*Source records:*
____________

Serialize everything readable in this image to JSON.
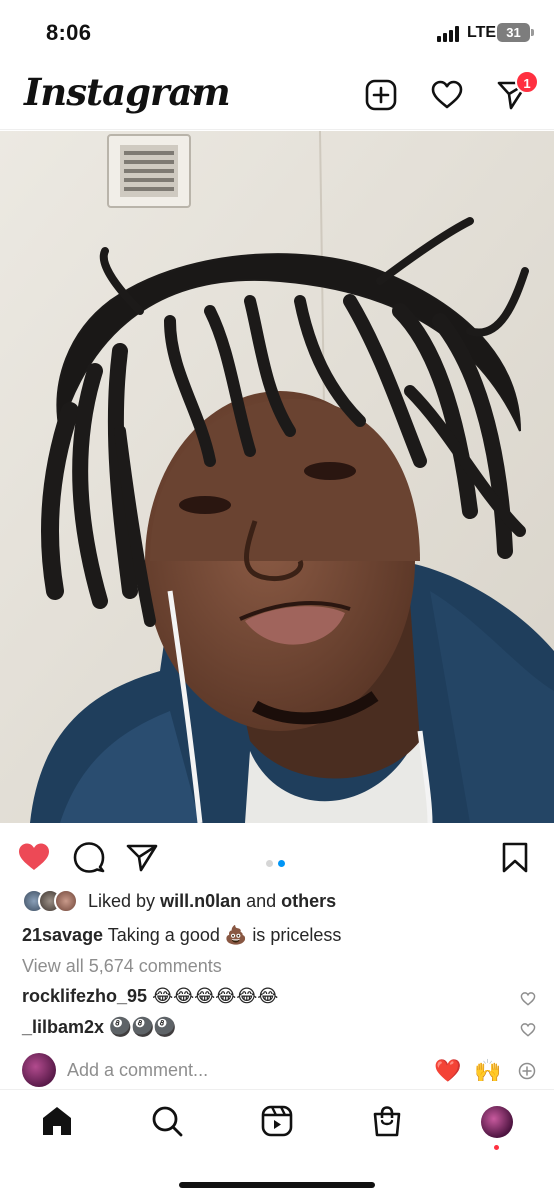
{
  "status_bar": {
    "time": "8:06",
    "network": "LTE",
    "battery": "31"
  },
  "header": {
    "logo": "Instagram",
    "dm_badge": "1",
    "icons": [
      "chevron-down-icon",
      "new-post-icon",
      "heart-icon",
      "direct-message-icon"
    ]
  },
  "post": {
    "carousel_total": 2,
    "carousel_active": 2,
    "liked": true,
    "like_color": "#ed4956",
    "accent_dot_color": "#0095f6",
    "likes": {
      "prefix": "Liked by",
      "user": "will.n0lan",
      "joiner": "and",
      "others": "others"
    },
    "caption": {
      "username": "21savage",
      "text_before": "Taking a good",
      "emoji": "💩",
      "text_after": "is priceless"
    },
    "view_all": "View all 5,674 comments",
    "comments": [
      {
        "username": "rocklifezho_95",
        "text": "😂😂😂😂😂😂"
      },
      {
        "username": "_lilbam2x",
        "text": "🎱🎱🎱"
      }
    ],
    "add_comment_placeholder": "Add a comment...",
    "quick_reactions": [
      "❤️",
      "🙌"
    ]
  },
  "bottom_nav": {
    "items": [
      "home-icon",
      "search-icon",
      "reels-icon",
      "shop-icon",
      "profile-avatar"
    ]
  }
}
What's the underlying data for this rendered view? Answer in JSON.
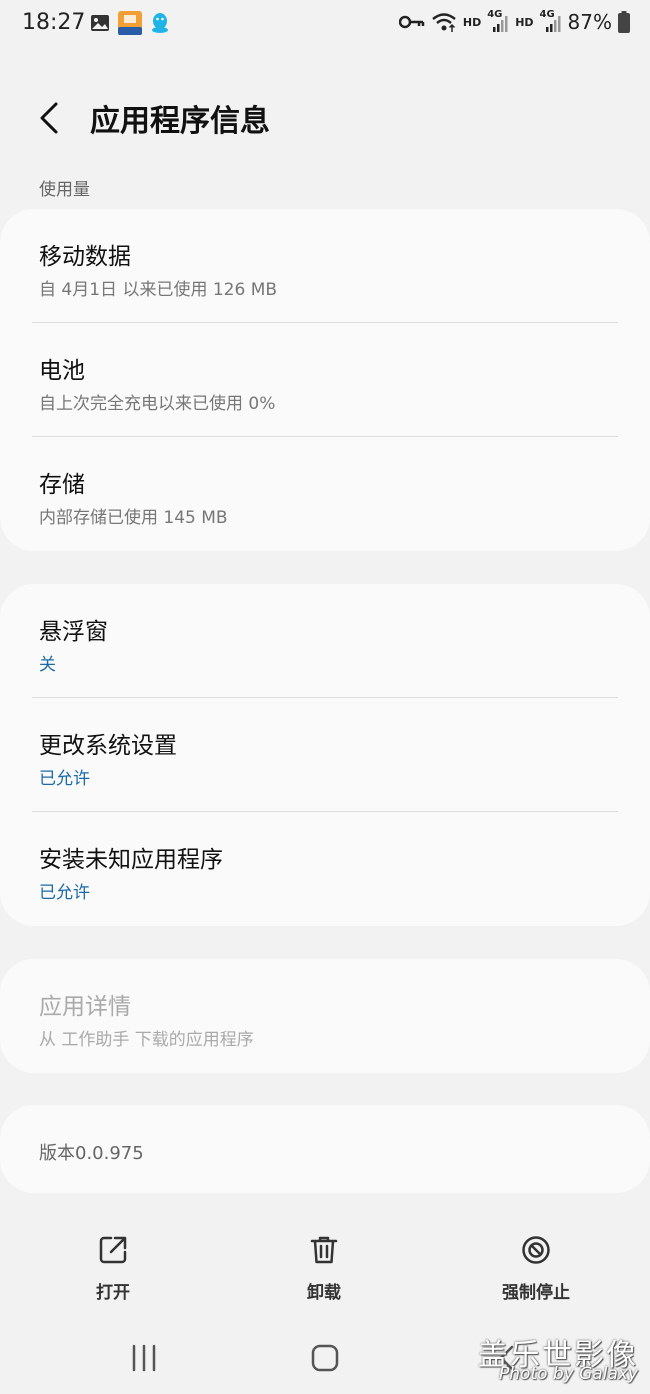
{
  "status_bar": {
    "time": "18:27",
    "network_4g_1": "4G",
    "network_hd_1": "HD",
    "network_4g_2": "4G",
    "network_hd_2": "HD",
    "battery": "87%",
    "app_icon_text": "工作助手"
  },
  "header": {
    "title": "应用程序信息"
  },
  "usage": {
    "section_label": "使用量",
    "items": [
      {
        "title": "移动数据",
        "subtitle": "自 4月1日 以来已使用 126 MB"
      },
      {
        "title": "电池",
        "subtitle": "自上次完全充电以来已使用 0%"
      },
      {
        "title": "存储",
        "subtitle": "内部存储已使用 145 MB"
      }
    ]
  },
  "permissions": {
    "items": [
      {
        "title": "悬浮窗",
        "subtitle": "关"
      },
      {
        "title": "更改系统设置",
        "subtitle": "已允许"
      },
      {
        "title": "安装未知应用程序",
        "subtitle": "已允许"
      }
    ]
  },
  "details": {
    "title": "应用详情",
    "subtitle": "从 工作助手 下载的应用程序"
  },
  "version": {
    "text": "版本0.0.975"
  },
  "actions": {
    "open_label": "打开",
    "uninstall_label": "卸载",
    "force_stop_label": "强制停止"
  },
  "watermark": {
    "line1": "盖乐世影像",
    "line2": "Photo by Galaxy"
  },
  "colors": {
    "background": "#f2f2f2",
    "card": "#fafafa",
    "link_blue": "#1a6aa8"
  }
}
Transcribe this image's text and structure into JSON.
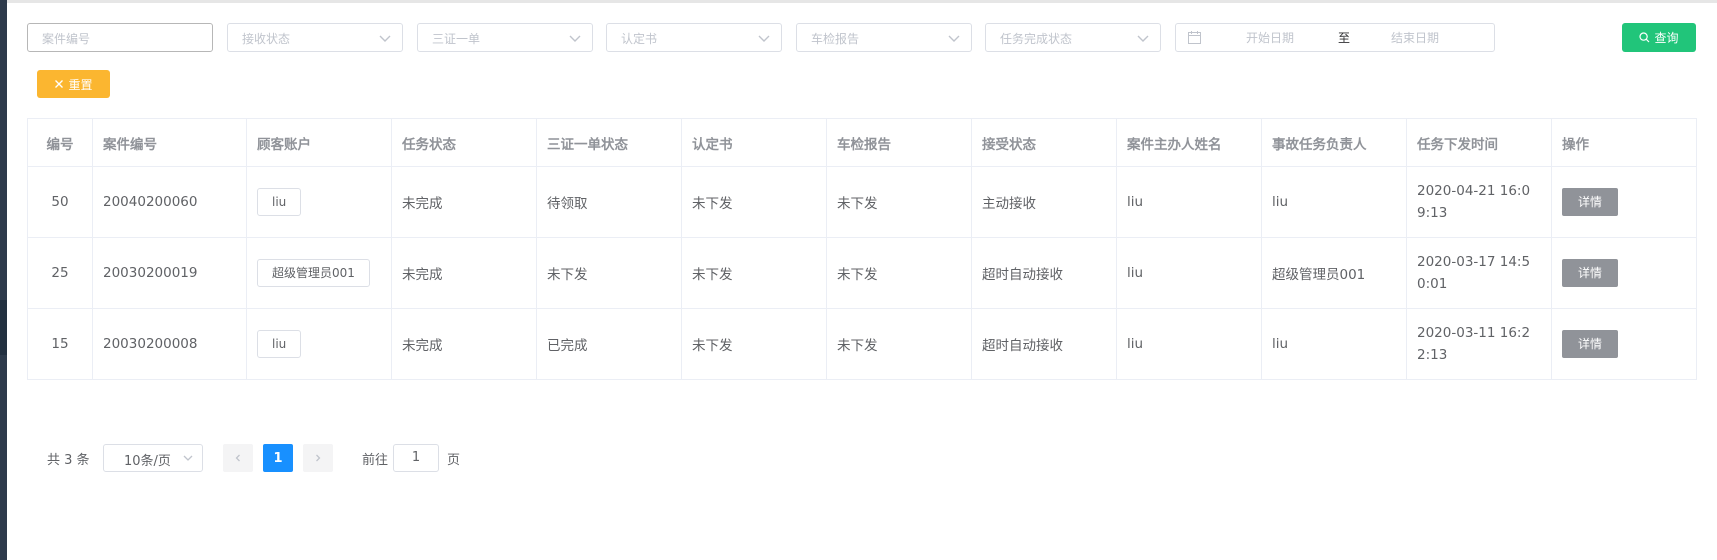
{
  "filters": {
    "case_no_placeholder": "案件编号",
    "receive_status_placeholder": "接收状态",
    "three_cert_placeholder": "三证一单",
    "certificate_placeholder": "认定书",
    "inspection_placeholder": "车检报告",
    "task_status_placeholder": "任务完成状态",
    "start_date_placeholder": "开始日期",
    "date_separator": "至",
    "end_date_placeholder": "结束日期",
    "query_label": "查询",
    "reset_label": "重置"
  },
  "table": {
    "headers": [
      "编号",
      "案件编号",
      "顾客账户",
      "任务状态",
      "三证一单状态",
      "认定书",
      "车检报告",
      "接受状态",
      "案件主办人姓名",
      "事故任务负责人",
      "任务下发时间",
      "操作"
    ],
    "rows": [
      {
        "id": "50",
        "case_no": "20040200060",
        "account": "liu",
        "task_status": "未完成",
        "three_cert_status": "待领取",
        "certificate": "未下发",
        "inspection": "未下发",
        "accept_status": "主动接收",
        "host_name": "liu",
        "owner": "liu",
        "issue_time": "2020-04-21 16:09:13",
        "action": "详情"
      },
      {
        "id": "25",
        "case_no": "20030200019",
        "account": "超级管理员001",
        "task_status": "未完成",
        "three_cert_status": "未下发",
        "certificate": "未下发",
        "inspection": "未下发",
        "accept_status": "超时自动接收",
        "host_name": "liu",
        "owner": "超级管理员001",
        "issue_time": "2020-03-17 14:50:01",
        "action": "详情"
      },
      {
        "id": "15",
        "case_no": "20030200008",
        "account": "liu",
        "task_status": "未完成",
        "three_cert_status": "已完成",
        "certificate": "未下发",
        "inspection": "未下发",
        "accept_status": "超时自动接收",
        "host_name": "liu",
        "owner": "liu",
        "issue_time": "2020-03-11 16:22:13",
        "action": "详情"
      }
    ]
  },
  "pagination": {
    "total_text": "共 3 条",
    "page_size": "10条/页",
    "current_page": "1",
    "goto_label": "前往",
    "goto_value": "1",
    "page_word": "页"
  },
  "colors": {
    "query_button": "#21c57a",
    "reset_button": "#fbb630",
    "active_page": "#1890ff",
    "detail_button": "#909399"
  },
  "icons": {
    "query": "search-icon",
    "reset": "close-icon",
    "date": "calendar-icon",
    "select": "chevron-down-icon",
    "prev": "chevron-left-icon",
    "next": "chevron-right-icon"
  }
}
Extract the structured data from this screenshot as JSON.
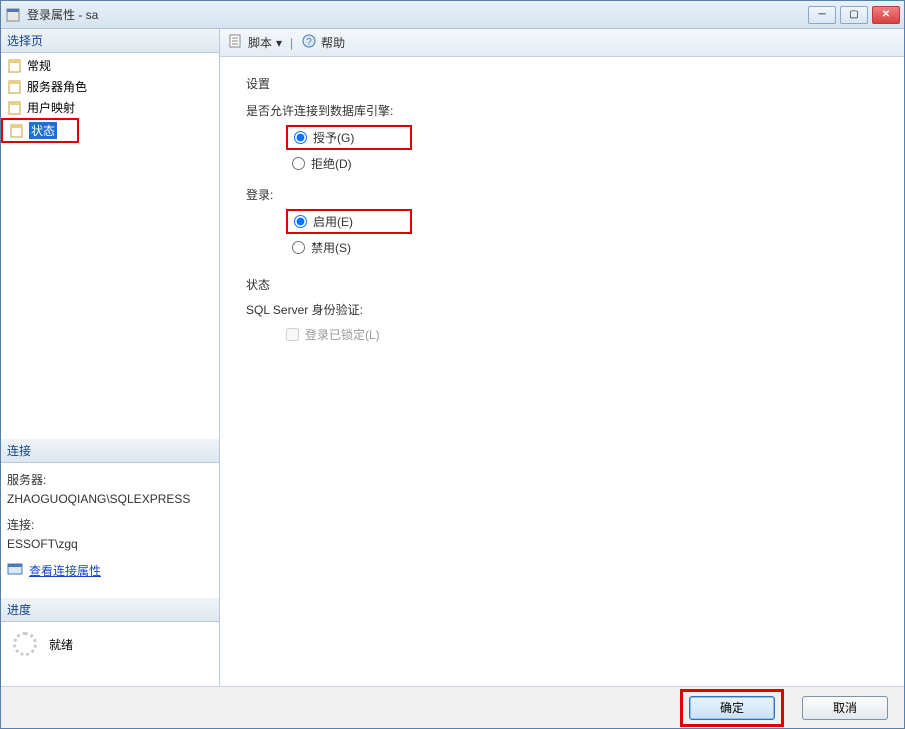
{
  "window": {
    "title": "登录属性 - sa"
  },
  "left": {
    "pages_header": "选择页",
    "pages": [
      {
        "label": "常规"
      },
      {
        "label": "服务器角色"
      },
      {
        "label": "用户映射"
      },
      {
        "label": "状态",
        "selected": true
      }
    ],
    "connection_header": "连接",
    "server_label": "服务器:",
    "server_value": "ZHAOGUOQIANG\\SQLEXPRESS",
    "conn_label": "连接:",
    "conn_value": "ESSOFT\\zgq",
    "view_props_link": "查看连接属性",
    "progress_header": "进度",
    "progress_value": "就绪"
  },
  "toolbar": {
    "script_label": "脚本",
    "help_label": "帮助"
  },
  "settings": {
    "heading": "设置",
    "connect_q": "是否允许连接到数据库引擎:",
    "grant": "授予(G)",
    "deny": "拒绝(D)",
    "login_heading": "登录:",
    "enable": "启用(E)",
    "disable": "禁用(S)",
    "status_heading": "状态",
    "sql_auth": "SQL Server 身份验证:",
    "locked": "登录已锁定(L)"
  },
  "buttons": {
    "ok": "确定",
    "cancel": "取消"
  }
}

____________

Produce an exact copy of each line of data, skipping embedded images.

Serialize everything readable in this image to JSON.
{
  "status_bar": {
    "time": "8:06",
    "network": "LTE",
    "battery": "31"
  },
  "header": {
    "logo": "Instagram",
    "dm_badge": "1",
    "icons": [
      "chevron-down-icon",
      "new-post-icon",
      "heart-icon",
      "direct-message-icon"
    ]
  },
  "post": {
    "carousel_total": 2,
    "carousel_active": 2,
    "liked": true,
    "like_color": "#ed4956",
    "accent_dot_color": "#0095f6",
    "likes": {
      "prefix": "Liked by",
      "user": "will.n0lan",
      "joiner": "and",
      "others": "others"
    },
    "caption": {
      "username": "21savage",
      "text_before": "Taking a good",
      "emoji": "💩",
      "text_after": "is priceless"
    },
    "view_all": "View all 5,674 comments",
    "comments": [
      {
        "username": "rocklifezho_95",
        "text": "😂😂😂😂😂😂"
      },
      {
        "username": "_lilbam2x",
        "text": "🎱🎱🎱"
      }
    ],
    "add_comment_placeholder": "Add a comment...",
    "quick_reactions": [
      "❤️",
      "🙌"
    ]
  },
  "bottom_nav": {
    "items": [
      "home-icon",
      "search-icon",
      "reels-icon",
      "shop-icon",
      "profile-avatar"
    ]
  }
}
What's the underlying data for this rendered view? Answer in JSON.
{
  "status_bar": {
    "time": "18:27",
    "network_4g_1": "4G",
    "network_hd_1": "HD",
    "network_4g_2": "4G",
    "network_hd_2": "HD",
    "battery": "87%",
    "app_icon_text": "工作助手"
  },
  "header": {
    "title": "应用程序信息"
  },
  "usage": {
    "section_label": "使用量",
    "items": [
      {
        "title": "移动数据",
        "subtitle": "自 4月1日 以来已使用 126 MB"
      },
      {
        "title": "电池",
        "subtitle": "自上次完全充电以来已使用 0%"
      },
      {
        "title": "存储",
        "subtitle": "内部存储已使用 145 MB"
      }
    ]
  },
  "permissions": {
    "items": [
      {
        "title": "悬浮窗",
        "subtitle": "关"
      },
      {
        "title": "更改系统设置",
        "subtitle": "已允许"
      },
      {
        "title": "安装未知应用程序",
        "subtitle": "已允许"
      }
    ]
  },
  "details": {
    "title": "应用详情",
    "subtitle": "从 工作助手 下载的应用程序"
  },
  "version": {
    "text": "版本0.0.975"
  },
  "actions": {
    "open_label": "打开",
    "uninstall_label": "卸载",
    "force_stop_label": "强制停止"
  },
  "watermark": {
    "line1": "盖乐世影像",
    "line2": "Photo by Galaxy"
  },
  "colors": {
    "background": "#f2f2f2",
    "card": "#fafafa",
    "link_blue": "#1a6aa8"
  }
}
Transcribe this image's text and structure into JSON.
{
  "filters": {
    "case_no_placeholder": "案件编号",
    "receive_status_placeholder": "接收状态",
    "three_cert_placeholder": "三证一单",
    "certificate_placeholder": "认定书",
    "inspection_placeholder": "车检报告",
    "task_status_placeholder": "任务完成状态",
    "start_date_placeholder": "开始日期",
    "date_separator": "至",
    "end_date_placeholder": "结束日期",
    "query_label": "查询",
    "reset_label": "重置"
  },
  "table": {
    "headers": [
      "编号",
      "案件编号",
      "顾客账户",
      "任务状态",
      "三证一单状态",
      "认定书",
      "车检报告",
      "接受状态",
      "案件主办人姓名",
      "事故任务负责人",
      "任务下发时间",
      "操作"
    ],
    "rows": [
      {
        "id": "50",
        "case_no": "20040200060",
        "account": "liu",
        "task_status": "未完成",
        "three_cert_status": "待领取",
        "certificate": "未下发",
        "inspection": "未下发",
        "accept_status": "主动接收",
        "host_name": "liu",
        "owner": "liu",
        "issue_time": "2020-04-21 16:09:13",
        "action": "详情"
      },
      {
        "id": "25",
        "case_no": "20030200019",
        "account": "超级管理员001",
        "task_status": "未完成",
        "three_cert_status": "未下发",
        "certificate": "未下发",
        "inspection": "未下发",
        "accept_status": "超时自动接收",
        "host_name": "liu",
        "owner": "超级管理员001",
        "issue_time": "2020-03-17 14:50:01",
        "action": "详情"
      },
      {
        "id": "15",
        "case_no": "20030200008",
        "account": "liu",
        "task_status": "未完成",
        "three_cert_status": "已完成",
        "certificate": "未下发",
        "inspection": "未下发",
        "accept_status": "超时自动接收",
        "host_name": "liu",
        "owner": "liu",
        "issue_time": "2020-03-11 16:22:13",
        "action": "详情"
      }
    ]
  },
  "pagination": {
    "total_text": "共 3 条",
    "page_size": "10条/页",
    "current_page": "1",
    "goto_label": "前往",
    "goto_value": "1",
    "page_word": "页"
  },
  "colors": {
    "query_button": "#21c57a",
    "reset_button": "#fbb630",
    "active_page": "#1890ff",
    "detail_button": "#909399"
  },
  "icons": {
    "query": "search-icon",
    "reset": "close-icon",
    "date": "calendar-icon",
    "select": "chevron-down-icon",
    "prev": "chevron-left-icon",
    "next": "chevron-right-icon"
  }
}
Extract the structured data from this screenshot as JSON.
{
  "window": {
    "title": "登录属性 - sa"
  },
  "left": {
    "pages_header": "选择页",
    "pages": [
      {
        "label": "常规"
      },
      {
        "label": "服务器角色"
      },
      {
        "label": "用户映射"
      },
      {
        "label": "状态",
        "selected": true
      }
    ],
    "connection_header": "连接",
    "server_label": "服务器:",
    "server_value": "ZHAOGUOQIANG\\SQLEXPRESS",
    "conn_label": "连接:",
    "conn_value": "ESSOFT\\zgq",
    "view_props_link": "查看连接属性",
    "progress_header": "进度",
    "progress_value": "就绪"
  },
  "toolbar": {
    "script_label": "脚本",
    "help_label": "帮助"
  },
  "settings": {
    "heading": "设置",
    "connect_q": "是否允许连接到数据库引擎:",
    "grant": "授予(G)",
    "deny": "拒绝(D)",
    "login_heading": "登录:",
    "enable": "启用(E)",
    "disable": "禁用(S)",
    "status_heading": "状态",
    "sql_auth": "SQL Server 身份验证:",
    "locked": "登录已锁定(L)"
  },
  "buttons": {
    "ok": "确定",
    "cancel": "取消"
  }
}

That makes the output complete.